- Record set:
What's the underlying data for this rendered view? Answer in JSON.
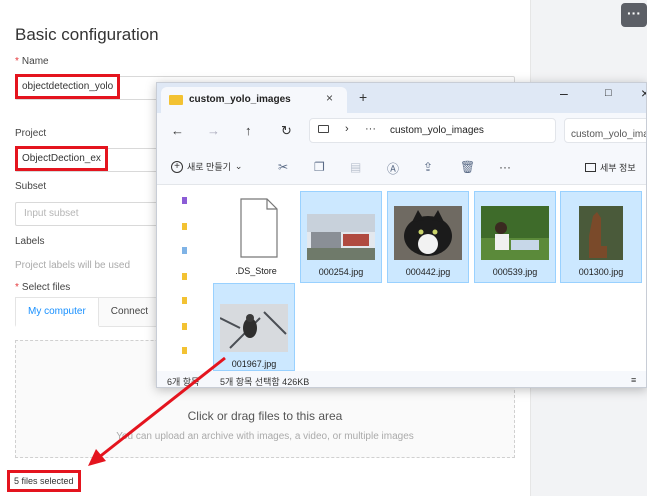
{
  "form": {
    "title": "Basic configuration",
    "name_label": "Name",
    "name_value": "objectdetection_yolo",
    "project_label": "Project",
    "project_value": "ObjectDection_ex",
    "subset_label": "Subset",
    "subset_placeholder": "Input subset",
    "labels_label": "Labels",
    "labels_hint": "Project labels will be used",
    "select_files_label": "Select files",
    "tabs": [
      "My computer",
      "Connect"
    ],
    "drop_title": "Click or drag files to this area",
    "drop_sub": "You can upload an archive with images, a video, or multiple images",
    "files_selected": "5 files selected",
    "required_mark": "*"
  },
  "right_panel": {
    "more_label": "···"
  },
  "explorer": {
    "tab_title": "custom_yolo_images",
    "tab_close": "×",
    "new_tab": "+",
    "window_controls": {
      "minimize": "–",
      "maximize": "□",
      "close": "×"
    },
    "nav": {
      "back": "←",
      "forward": "→",
      "up": "↑",
      "refresh": "↻"
    },
    "address": {
      "chevron": "›",
      "ellipsis": "···",
      "folder": "custom_yolo_images"
    },
    "search_placeholder": "custom_yolo_images 검색",
    "command_bar": {
      "new_label": "새로 만들기",
      "new_caret": "⌄",
      "more": "···",
      "details_label": "세부 정보"
    },
    "files": [
      {
        "name": ".DS_Store",
        "type": "document",
        "selected": false
      },
      {
        "name": "000254.jpg",
        "type": "image",
        "selected": true
      },
      {
        "name": "000442.jpg",
        "type": "image",
        "selected": true
      },
      {
        "name": "000539.jpg",
        "type": "image",
        "selected": true
      },
      {
        "name": "001300.jpg",
        "type": "image",
        "selected": true
      },
      {
        "name": "001967.jpg",
        "type": "image",
        "selected": true
      }
    ],
    "status": {
      "count": "6개 항목",
      "selection": "5개 항목 선택함 426KB"
    },
    "view_icon": "≡"
  },
  "colors": {
    "highlight": "#e4141e",
    "accent": "#1890ff",
    "selection": "#cce8ff"
  }
}
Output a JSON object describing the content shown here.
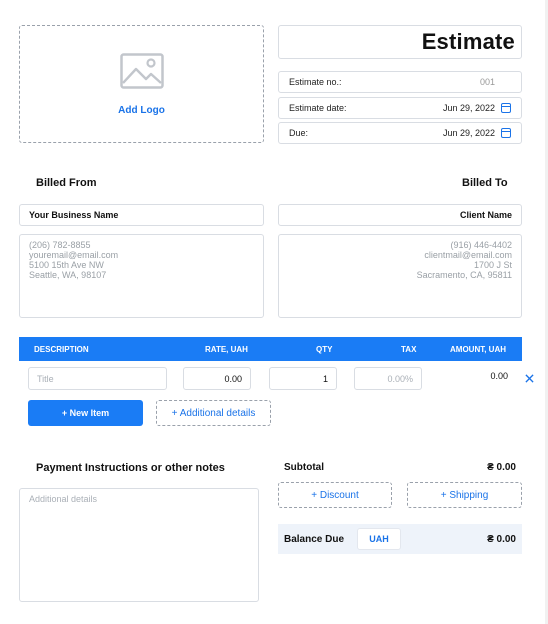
{
  "logo": {
    "label": "Add Logo",
    "icon": "image-placeholder-icon"
  },
  "document": {
    "title": "Estimate"
  },
  "meta": {
    "number_label": "Estimate no.:",
    "number_value": "001",
    "date_label": "Estimate date:",
    "date_value": "Jun 29, 2022",
    "due_label": "Due:",
    "due_value": "Jun 29, 2022"
  },
  "billed_from": {
    "heading": "Billed From",
    "name": "Your Business Name",
    "address_lines": [
      "(206) 782-8855",
      "youremail@email.com",
      "5100 15th Ave NW",
      "Seattle, WA, 98107"
    ]
  },
  "billed_to": {
    "heading": "Billed To",
    "name": "Client Name",
    "address_lines": [
      "(916) 446-4402",
      "clientmail@email.com",
      "1700 J St",
      "Sacramento, CA, 95811"
    ]
  },
  "items_table": {
    "columns": [
      "DESCRIPTION",
      "RATE, UAH",
      "QTY",
      "TAX",
      "AMOUNT, UAH"
    ],
    "row": {
      "title_placeholder": "Title",
      "rate": "0.00",
      "qty": "1",
      "tax_placeholder": "0.00%",
      "amount": "0.00"
    }
  },
  "buttons": {
    "new_item": "+ New Item",
    "additional_details": "+ Additional details",
    "discount": "+ Discount",
    "shipping": "+ Shipping"
  },
  "notes": {
    "heading": "Payment Instructions or other notes",
    "placeholder": "Additional details"
  },
  "totals": {
    "subtotal_label": "Subtotal",
    "subtotal_value": "₴ 0.00",
    "balance_label": "Balance Due",
    "currency": "UAH",
    "balance_value": "₴ 0.00"
  },
  "colors": {
    "accent": "#1a7cf5",
    "link": "#1a73e8",
    "balance_bg": "#eef3fa"
  }
}
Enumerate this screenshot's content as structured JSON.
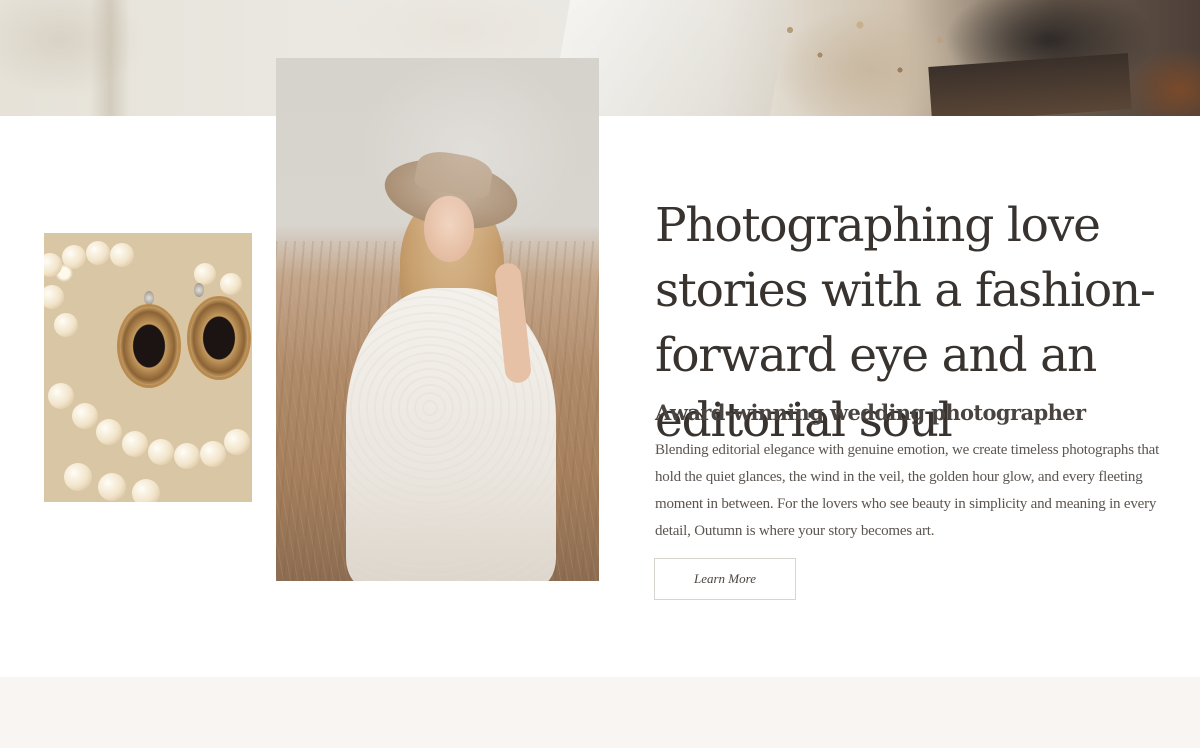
{
  "hero": {
    "headline": "Photographing love stories with a fashion-forward eye and an editorial soul",
    "subheading": "Award-winning wedding photographer",
    "body": "Blending editorial elegance with genuine emotion, we create timeless photographs that hold the quiet glances, the wind in the veil, the golden hour glow, and every fleeting moment in between. For the lovers who see beauty in simplicity and meaning in every detail, Outumn is where your story becomes art.",
    "cta_label": "Learn More"
  },
  "images": {
    "banner": "flatlay-florals-photo",
    "small": "pearl-cameo-earrings-photo",
    "portrait": "woman-in-hat-field-portrait-photo"
  },
  "colors": {
    "text": "#38332f",
    "button_border": "#d8d4cf",
    "bottom_band": "#f9f5f2"
  }
}
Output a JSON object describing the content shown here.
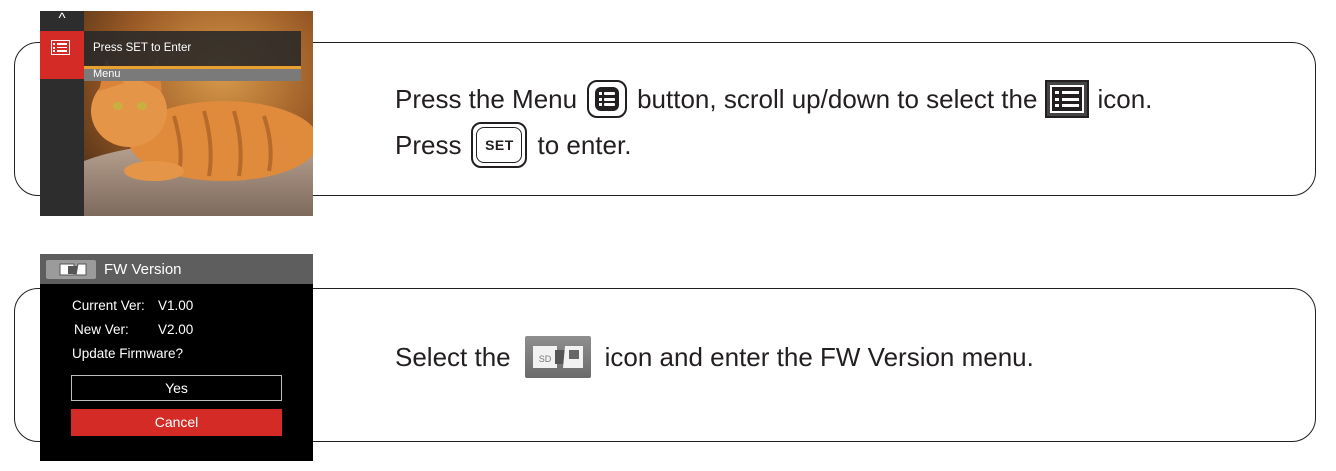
{
  "menu_screen": {
    "header_text": "Press SET to Enter",
    "sub_text": "Menu",
    "up_arrow": "^",
    "icons": {
      "list": "list-menu-icon",
      "up": "chevron-up-icon"
    }
  },
  "fw_screen": {
    "title": "FW Version",
    "current_ver_label": "Current Ver:",
    "current_ver_value": "V1.00",
    "new_ver_label": "New Ver:",
    "new_ver_value": "V2.00",
    "update_prompt": "Update Firmware?",
    "yes_label": "Yes",
    "cancel_label": "Cancel",
    "colors": {
      "selected": "#d42b27",
      "titlebar": "#5e5e5e"
    }
  },
  "step1": {
    "line1_a": "Press the Menu",
    "line1_b": "button, scroll up/down to select the",
    "line1_c": "icon.",
    "line2_a": "Press",
    "set_key": "SET",
    "line2_b": "to enter."
  },
  "step2": {
    "text_a": "Select the",
    "text_b": "icon and enter the FW Version menu.",
    "icon_text": "SD"
  }
}
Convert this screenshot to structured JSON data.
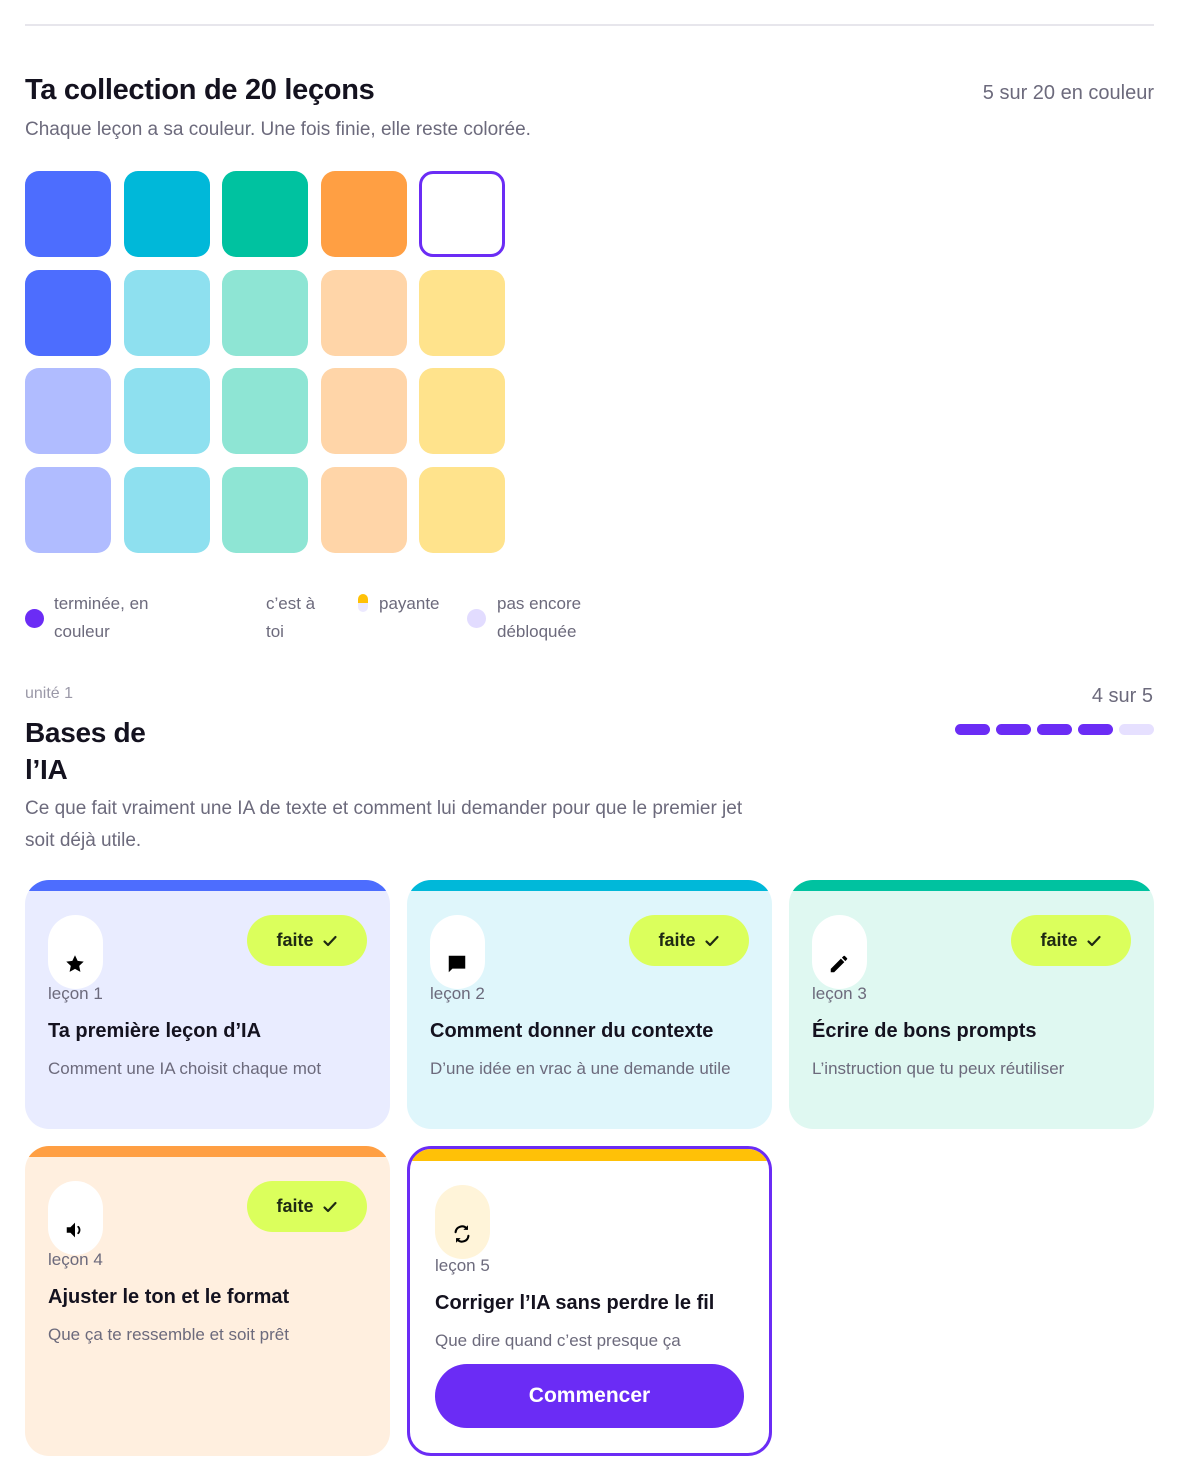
{
  "collection": {
    "title": "Ta collection de 20 leçons",
    "count": "5 sur 20 en couleur",
    "subtitle": "Chaque leçon a sa couleur. Une fois finie, elle reste colorée.",
    "rows": [
      [
        "#4d6dfe",
        "#00b8d9",
        "#00c2a0",
        "#ff9f43",
        "current"
      ],
      [
        "#4d6dfe",
        "#8ee0ef",
        "#8ee5d4",
        "#ffd5a8",
        "#ffe38c"
      ],
      [
        "#b0bcff",
        "#8ee0ef",
        "#8ee5d4",
        "#ffd5a8",
        "#ffe38c"
      ],
      [
        "#b0bcff",
        "#8ee0ef",
        "#8ee5d4",
        "#ffd5a8",
        "#ffe38c"
      ]
    ],
    "accent": "#6b2cf5"
  },
  "legend": {
    "done": "terminée, en couleur",
    "yours": "c’est à toi",
    "paid": "payante",
    "locked": "pas encore débloquée"
  },
  "unit": {
    "label": "unité 1",
    "count": "4 sur 5",
    "title": "Bases de l’IA",
    "description": "Ce que fait vraiment une IA de texte et comment lui demander pour que le premier jet soit déjà utile.",
    "progress_done": 4,
    "progress_total": 5
  },
  "lessons": [
    {
      "number": "leçon 1",
      "title": "Ta première leçon d’IA",
      "desc": "Comment une IA choisit chaque mot",
      "badge": "faite",
      "icon": "star-icon",
      "band": "#4d6dfe",
      "bg": "#e9ecff"
    },
    {
      "number": "leçon 2",
      "title": "Comment donner du contexte",
      "desc": "D’une idée en vrac à une demande utile",
      "badge": "faite",
      "icon": "chat-icon",
      "band": "#00b8d9",
      "bg": "#dff6fb"
    },
    {
      "number": "leçon 3",
      "title": "Écrire de bons prompts",
      "desc": "L’instruction que tu peux réutiliser",
      "badge": "faite",
      "icon": "pencil-icon",
      "band": "#00c2a0",
      "bg": "#dff8f1"
    },
    {
      "number": "leçon 4",
      "title": "Ajuster le ton et le format",
      "desc": "Que ça te ressemble et soit prêt",
      "badge": "faite",
      "icon": "speaker-icon",
      "band": "#ff9f43",
      "bg": "#ffefdf"
    },
    {
      "number": "leçon 5",
      "title": "Corriger l’IA sans perdre le fil",
      "desc": "Que dire quand c’est presque ça",
      "icon": "refresh-icon",
      "band": "#ffc107",
      "button": "Commencer"
    }
  ]
}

- What needs to be done: Write out each line of the data that holds the string "files".

- Task output:
    "select_files_label": "Select files",
    "drop_title": "Click or drag files to this area",
    "files_selected": "5 files selected",
    "files": [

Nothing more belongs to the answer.